=== Written problem ===
Pull every line containing the word "obstruction" from the records.
--- Extracted entries ---
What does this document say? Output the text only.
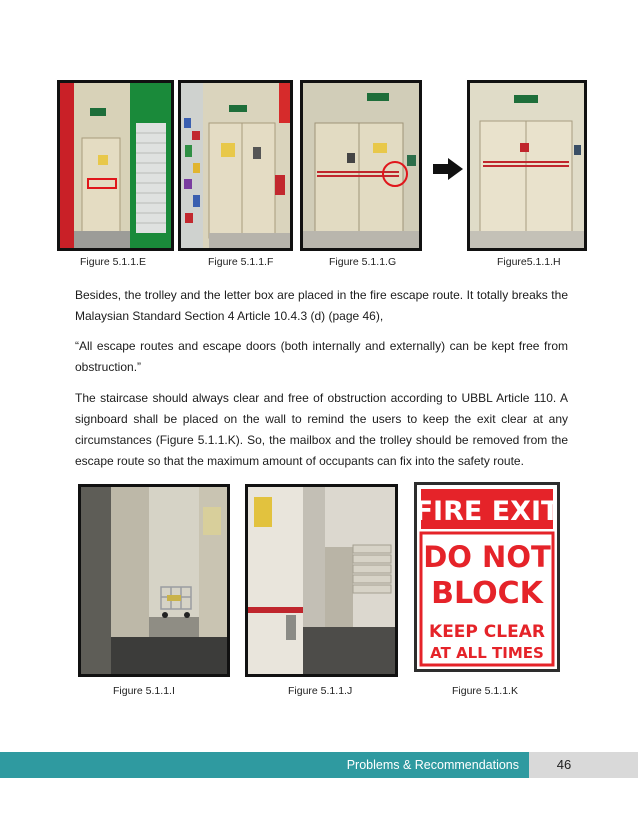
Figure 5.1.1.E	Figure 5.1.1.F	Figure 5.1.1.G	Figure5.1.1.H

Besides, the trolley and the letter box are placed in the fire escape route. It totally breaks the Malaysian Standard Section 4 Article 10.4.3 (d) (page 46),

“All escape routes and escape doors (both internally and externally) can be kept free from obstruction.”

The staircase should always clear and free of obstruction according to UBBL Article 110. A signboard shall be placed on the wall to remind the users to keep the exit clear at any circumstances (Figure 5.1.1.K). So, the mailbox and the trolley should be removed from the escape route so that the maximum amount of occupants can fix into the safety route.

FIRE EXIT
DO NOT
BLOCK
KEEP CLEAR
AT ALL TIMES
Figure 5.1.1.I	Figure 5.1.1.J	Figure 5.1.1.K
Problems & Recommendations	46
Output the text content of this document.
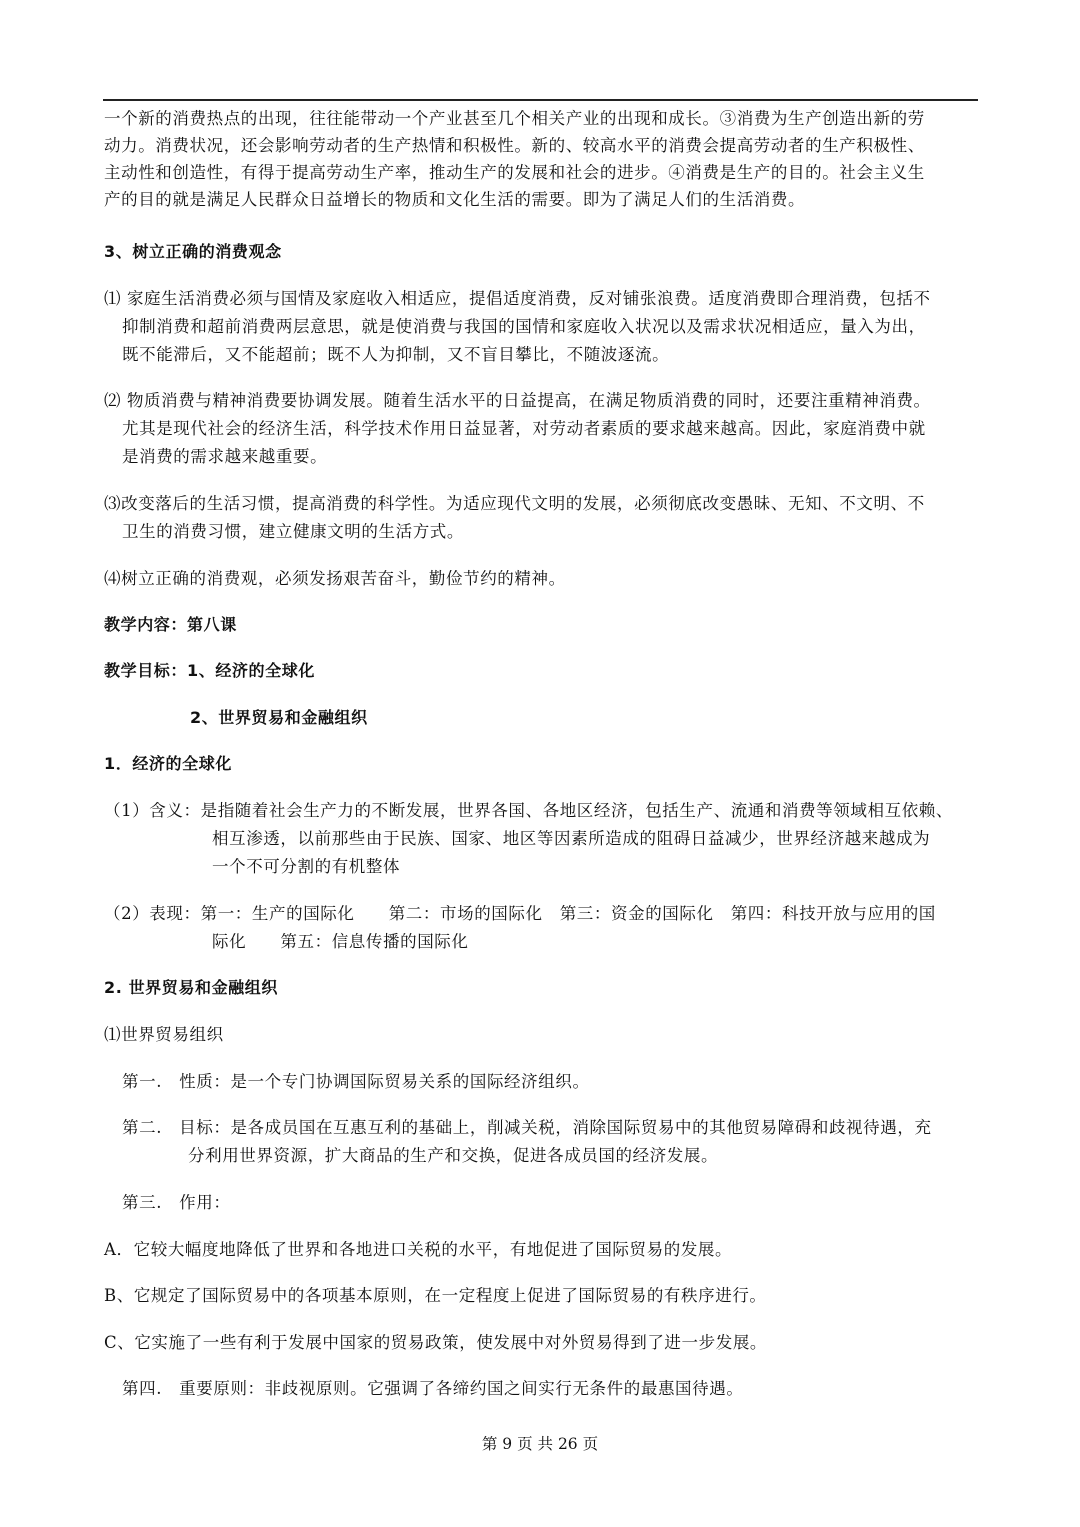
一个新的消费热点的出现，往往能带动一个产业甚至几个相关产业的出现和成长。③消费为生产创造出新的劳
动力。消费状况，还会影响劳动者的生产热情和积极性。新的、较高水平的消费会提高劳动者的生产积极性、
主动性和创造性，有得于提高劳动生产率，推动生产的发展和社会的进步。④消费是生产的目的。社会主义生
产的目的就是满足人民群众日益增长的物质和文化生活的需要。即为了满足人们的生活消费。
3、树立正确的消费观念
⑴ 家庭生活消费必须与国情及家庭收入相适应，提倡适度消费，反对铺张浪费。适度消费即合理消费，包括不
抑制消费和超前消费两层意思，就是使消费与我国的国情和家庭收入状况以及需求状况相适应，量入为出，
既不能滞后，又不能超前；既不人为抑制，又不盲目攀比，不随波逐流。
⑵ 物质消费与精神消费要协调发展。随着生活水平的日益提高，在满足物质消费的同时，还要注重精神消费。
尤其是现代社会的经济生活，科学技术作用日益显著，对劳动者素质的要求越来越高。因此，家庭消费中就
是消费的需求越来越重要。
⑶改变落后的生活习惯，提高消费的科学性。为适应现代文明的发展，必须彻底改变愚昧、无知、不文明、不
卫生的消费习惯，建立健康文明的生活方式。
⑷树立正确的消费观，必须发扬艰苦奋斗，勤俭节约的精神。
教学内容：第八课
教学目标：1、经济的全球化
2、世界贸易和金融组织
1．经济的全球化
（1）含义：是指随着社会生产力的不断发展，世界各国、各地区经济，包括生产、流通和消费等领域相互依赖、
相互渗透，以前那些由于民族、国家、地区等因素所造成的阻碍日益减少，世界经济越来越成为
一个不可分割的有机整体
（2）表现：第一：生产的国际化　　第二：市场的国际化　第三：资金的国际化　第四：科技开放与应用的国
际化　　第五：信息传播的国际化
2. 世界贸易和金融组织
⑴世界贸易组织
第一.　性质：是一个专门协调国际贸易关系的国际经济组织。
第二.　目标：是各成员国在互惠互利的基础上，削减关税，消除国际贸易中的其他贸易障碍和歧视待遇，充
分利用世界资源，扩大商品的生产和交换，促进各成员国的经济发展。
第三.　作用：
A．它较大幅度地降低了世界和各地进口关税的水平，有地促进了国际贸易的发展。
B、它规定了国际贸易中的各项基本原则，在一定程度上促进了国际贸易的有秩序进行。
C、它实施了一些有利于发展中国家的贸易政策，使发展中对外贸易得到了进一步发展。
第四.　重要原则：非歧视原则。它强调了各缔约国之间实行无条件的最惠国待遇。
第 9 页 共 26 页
---
=== Complete response ===
“All escape routes and escape doors (both internally and externally) can be kept free from obstruction.”
The staircase should always clear and free of obstruction according to UBBL Article 110. A signboard shall be placed on the wall to remind the users to keep the exit clear at any circumstances (Figure 5.1.1.K). So, the mailbox and the trolley should be removed from the escape route so that the maximum amount of occupants can fix into the safety route.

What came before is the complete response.